__Exercise details__: Determine how many of the lines below include "Cancer", then respond with that number and no other text.

[Data entries]
= Beginning of Section =

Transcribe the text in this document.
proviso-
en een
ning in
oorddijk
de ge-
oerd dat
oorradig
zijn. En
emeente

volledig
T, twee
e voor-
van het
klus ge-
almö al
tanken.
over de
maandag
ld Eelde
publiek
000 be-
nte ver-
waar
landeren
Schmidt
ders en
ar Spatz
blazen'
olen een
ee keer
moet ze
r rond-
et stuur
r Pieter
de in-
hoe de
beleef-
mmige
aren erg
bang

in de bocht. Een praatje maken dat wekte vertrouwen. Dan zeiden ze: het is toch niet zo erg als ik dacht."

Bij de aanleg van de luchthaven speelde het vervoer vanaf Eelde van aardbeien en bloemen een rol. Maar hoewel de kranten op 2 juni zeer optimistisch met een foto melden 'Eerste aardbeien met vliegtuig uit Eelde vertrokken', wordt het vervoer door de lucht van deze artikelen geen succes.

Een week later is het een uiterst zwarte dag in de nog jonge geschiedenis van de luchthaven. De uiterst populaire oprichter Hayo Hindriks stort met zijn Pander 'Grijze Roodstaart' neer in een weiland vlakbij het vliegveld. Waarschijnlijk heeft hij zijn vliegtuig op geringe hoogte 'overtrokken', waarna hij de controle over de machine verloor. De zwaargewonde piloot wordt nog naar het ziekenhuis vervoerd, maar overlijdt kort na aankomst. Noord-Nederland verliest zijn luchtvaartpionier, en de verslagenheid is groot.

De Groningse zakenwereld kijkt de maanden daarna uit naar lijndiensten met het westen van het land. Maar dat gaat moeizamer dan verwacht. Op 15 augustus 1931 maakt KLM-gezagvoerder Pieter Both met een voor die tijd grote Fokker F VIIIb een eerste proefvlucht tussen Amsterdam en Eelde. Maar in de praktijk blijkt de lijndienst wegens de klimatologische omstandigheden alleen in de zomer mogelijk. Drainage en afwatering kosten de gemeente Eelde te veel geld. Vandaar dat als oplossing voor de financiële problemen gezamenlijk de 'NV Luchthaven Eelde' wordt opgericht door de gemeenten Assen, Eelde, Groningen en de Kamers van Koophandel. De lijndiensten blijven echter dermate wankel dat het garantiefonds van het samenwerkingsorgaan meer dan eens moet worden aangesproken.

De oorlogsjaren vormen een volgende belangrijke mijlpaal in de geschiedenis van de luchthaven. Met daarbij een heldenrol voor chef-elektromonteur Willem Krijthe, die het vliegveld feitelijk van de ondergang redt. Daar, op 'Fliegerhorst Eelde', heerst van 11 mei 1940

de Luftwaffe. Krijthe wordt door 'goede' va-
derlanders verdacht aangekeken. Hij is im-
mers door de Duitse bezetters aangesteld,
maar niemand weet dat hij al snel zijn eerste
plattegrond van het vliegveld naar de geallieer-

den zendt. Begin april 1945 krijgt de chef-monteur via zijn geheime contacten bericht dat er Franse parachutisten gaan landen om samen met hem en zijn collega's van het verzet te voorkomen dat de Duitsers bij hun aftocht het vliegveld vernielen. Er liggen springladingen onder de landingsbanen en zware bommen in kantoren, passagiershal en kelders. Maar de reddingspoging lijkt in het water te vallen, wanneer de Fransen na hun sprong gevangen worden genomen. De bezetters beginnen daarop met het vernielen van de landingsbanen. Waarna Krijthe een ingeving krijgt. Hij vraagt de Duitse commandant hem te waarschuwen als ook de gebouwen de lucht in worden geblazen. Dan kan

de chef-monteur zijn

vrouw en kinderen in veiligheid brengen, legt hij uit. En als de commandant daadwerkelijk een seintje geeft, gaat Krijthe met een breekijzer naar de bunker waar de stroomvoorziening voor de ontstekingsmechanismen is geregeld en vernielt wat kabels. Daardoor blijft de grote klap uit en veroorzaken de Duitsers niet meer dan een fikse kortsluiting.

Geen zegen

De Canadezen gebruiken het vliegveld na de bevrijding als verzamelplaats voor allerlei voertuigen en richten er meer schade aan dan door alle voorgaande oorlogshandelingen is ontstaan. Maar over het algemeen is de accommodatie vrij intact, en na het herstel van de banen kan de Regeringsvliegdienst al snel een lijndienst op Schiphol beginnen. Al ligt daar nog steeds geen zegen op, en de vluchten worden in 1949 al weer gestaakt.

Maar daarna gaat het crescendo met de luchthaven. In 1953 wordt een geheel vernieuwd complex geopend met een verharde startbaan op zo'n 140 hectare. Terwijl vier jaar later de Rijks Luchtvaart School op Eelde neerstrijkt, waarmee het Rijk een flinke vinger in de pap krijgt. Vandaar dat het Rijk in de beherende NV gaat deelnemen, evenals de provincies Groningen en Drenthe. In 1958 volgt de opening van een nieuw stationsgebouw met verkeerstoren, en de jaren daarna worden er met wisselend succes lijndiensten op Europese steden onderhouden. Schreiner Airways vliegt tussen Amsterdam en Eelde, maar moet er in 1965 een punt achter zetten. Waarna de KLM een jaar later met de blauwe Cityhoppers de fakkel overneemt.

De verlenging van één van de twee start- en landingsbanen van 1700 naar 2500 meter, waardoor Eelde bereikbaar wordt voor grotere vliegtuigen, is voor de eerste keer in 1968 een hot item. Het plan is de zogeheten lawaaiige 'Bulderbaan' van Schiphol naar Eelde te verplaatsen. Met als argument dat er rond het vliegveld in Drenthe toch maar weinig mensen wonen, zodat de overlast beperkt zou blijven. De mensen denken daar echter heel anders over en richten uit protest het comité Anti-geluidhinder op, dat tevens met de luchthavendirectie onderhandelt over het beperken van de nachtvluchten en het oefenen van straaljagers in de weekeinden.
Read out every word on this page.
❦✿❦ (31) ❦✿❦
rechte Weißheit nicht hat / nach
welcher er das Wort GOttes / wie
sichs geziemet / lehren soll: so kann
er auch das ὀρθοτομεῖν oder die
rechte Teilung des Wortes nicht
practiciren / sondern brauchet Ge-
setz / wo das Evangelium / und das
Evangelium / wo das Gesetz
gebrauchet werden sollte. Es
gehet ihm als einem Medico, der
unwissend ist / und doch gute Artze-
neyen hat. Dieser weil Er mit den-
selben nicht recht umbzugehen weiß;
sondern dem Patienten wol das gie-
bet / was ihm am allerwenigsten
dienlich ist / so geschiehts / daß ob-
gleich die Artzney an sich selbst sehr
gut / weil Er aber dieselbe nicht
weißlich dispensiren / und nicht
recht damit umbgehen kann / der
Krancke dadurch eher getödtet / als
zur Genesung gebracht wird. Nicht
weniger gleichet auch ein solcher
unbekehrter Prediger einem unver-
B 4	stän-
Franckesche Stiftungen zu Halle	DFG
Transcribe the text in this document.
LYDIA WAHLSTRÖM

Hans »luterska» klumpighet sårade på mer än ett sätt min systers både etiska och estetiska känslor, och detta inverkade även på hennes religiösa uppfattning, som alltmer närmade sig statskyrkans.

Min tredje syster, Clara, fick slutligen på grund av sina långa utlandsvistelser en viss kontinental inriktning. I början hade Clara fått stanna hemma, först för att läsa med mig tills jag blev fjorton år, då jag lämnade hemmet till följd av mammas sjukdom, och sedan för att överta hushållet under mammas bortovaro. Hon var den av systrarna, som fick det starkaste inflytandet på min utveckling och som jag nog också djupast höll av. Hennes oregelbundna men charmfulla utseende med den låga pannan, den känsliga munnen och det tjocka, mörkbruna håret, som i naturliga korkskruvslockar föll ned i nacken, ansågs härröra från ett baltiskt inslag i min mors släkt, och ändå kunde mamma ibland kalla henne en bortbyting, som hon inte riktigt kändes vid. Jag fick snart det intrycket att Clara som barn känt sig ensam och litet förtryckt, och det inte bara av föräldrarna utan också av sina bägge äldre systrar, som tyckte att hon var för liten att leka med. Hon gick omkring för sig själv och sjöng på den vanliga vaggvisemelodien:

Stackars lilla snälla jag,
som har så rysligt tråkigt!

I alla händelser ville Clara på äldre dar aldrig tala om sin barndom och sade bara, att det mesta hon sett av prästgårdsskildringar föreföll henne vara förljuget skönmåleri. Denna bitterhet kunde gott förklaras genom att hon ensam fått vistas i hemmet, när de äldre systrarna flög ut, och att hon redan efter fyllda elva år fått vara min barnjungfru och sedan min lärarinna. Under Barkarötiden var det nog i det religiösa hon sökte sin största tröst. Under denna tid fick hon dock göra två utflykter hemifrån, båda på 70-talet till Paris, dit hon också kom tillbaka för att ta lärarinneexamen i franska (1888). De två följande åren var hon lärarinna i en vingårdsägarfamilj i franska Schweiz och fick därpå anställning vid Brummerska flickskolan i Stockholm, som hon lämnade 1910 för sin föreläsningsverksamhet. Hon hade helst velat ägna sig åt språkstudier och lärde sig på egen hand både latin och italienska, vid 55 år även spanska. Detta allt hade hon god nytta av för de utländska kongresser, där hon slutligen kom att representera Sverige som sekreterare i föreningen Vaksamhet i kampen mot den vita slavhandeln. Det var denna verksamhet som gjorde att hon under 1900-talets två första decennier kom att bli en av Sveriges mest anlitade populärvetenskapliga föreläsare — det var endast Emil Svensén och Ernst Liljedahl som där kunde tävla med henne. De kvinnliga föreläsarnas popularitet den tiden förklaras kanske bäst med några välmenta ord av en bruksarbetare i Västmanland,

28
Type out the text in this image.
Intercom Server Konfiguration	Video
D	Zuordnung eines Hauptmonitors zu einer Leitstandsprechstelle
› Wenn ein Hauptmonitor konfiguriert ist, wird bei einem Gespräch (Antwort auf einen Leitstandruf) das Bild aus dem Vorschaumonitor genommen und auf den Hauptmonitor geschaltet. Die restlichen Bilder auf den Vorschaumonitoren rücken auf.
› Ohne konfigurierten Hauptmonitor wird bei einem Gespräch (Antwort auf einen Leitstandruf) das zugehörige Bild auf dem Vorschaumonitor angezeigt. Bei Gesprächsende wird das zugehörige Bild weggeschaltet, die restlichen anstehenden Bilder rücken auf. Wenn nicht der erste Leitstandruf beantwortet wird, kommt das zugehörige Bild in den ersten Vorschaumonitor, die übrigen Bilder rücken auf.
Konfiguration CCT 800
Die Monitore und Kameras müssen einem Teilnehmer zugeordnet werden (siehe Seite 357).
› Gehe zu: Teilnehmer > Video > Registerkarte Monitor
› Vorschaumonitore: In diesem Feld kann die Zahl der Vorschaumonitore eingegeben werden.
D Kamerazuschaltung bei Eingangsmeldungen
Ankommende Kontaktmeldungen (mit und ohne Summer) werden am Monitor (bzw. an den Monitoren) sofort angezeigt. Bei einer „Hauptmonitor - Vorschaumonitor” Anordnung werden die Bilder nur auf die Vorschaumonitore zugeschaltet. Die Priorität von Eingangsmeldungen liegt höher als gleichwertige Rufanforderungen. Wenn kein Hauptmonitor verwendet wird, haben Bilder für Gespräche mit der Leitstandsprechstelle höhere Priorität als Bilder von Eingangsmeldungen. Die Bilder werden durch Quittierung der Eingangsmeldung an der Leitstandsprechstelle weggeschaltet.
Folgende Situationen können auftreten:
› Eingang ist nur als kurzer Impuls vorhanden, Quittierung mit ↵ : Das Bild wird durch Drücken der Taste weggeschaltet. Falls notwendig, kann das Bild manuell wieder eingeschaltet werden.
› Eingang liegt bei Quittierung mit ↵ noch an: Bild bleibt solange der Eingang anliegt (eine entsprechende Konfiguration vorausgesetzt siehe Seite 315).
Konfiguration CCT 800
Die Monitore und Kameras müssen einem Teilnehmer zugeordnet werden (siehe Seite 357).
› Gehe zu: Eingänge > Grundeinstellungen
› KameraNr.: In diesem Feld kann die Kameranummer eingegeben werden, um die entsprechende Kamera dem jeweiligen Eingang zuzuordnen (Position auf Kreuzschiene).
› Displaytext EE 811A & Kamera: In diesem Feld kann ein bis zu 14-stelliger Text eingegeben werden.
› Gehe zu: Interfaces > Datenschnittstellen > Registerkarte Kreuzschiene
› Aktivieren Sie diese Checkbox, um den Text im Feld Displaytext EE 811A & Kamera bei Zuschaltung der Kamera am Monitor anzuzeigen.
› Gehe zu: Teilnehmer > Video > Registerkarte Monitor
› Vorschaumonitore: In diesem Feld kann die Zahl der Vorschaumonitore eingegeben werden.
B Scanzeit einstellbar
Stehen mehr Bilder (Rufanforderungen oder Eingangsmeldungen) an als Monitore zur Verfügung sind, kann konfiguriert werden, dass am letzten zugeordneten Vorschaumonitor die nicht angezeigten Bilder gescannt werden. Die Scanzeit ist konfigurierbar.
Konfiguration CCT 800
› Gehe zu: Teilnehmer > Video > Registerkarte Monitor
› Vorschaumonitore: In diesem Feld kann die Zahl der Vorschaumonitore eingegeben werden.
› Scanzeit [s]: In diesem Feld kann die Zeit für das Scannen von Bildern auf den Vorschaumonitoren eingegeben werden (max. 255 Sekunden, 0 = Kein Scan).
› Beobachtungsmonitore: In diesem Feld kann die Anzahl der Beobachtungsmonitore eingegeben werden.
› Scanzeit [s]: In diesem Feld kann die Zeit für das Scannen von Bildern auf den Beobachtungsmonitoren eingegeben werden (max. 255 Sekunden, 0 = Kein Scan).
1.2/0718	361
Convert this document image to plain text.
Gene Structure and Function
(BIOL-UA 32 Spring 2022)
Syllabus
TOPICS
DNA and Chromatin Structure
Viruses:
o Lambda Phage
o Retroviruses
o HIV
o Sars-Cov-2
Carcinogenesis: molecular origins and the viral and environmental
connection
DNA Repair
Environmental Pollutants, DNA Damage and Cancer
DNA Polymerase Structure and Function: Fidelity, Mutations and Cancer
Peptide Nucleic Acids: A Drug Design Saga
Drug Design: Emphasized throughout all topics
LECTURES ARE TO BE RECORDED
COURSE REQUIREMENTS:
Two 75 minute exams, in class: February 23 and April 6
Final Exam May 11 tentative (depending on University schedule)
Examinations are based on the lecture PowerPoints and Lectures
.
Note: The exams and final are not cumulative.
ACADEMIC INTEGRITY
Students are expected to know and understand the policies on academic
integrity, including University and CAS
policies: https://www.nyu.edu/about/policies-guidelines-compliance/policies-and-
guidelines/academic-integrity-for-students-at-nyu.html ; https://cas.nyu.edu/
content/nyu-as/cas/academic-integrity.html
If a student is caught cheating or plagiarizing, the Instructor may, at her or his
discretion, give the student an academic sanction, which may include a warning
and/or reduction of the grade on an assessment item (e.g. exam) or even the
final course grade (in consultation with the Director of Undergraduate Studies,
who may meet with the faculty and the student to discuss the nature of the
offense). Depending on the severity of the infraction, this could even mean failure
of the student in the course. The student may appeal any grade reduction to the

= End of Section =

__Task result__: 2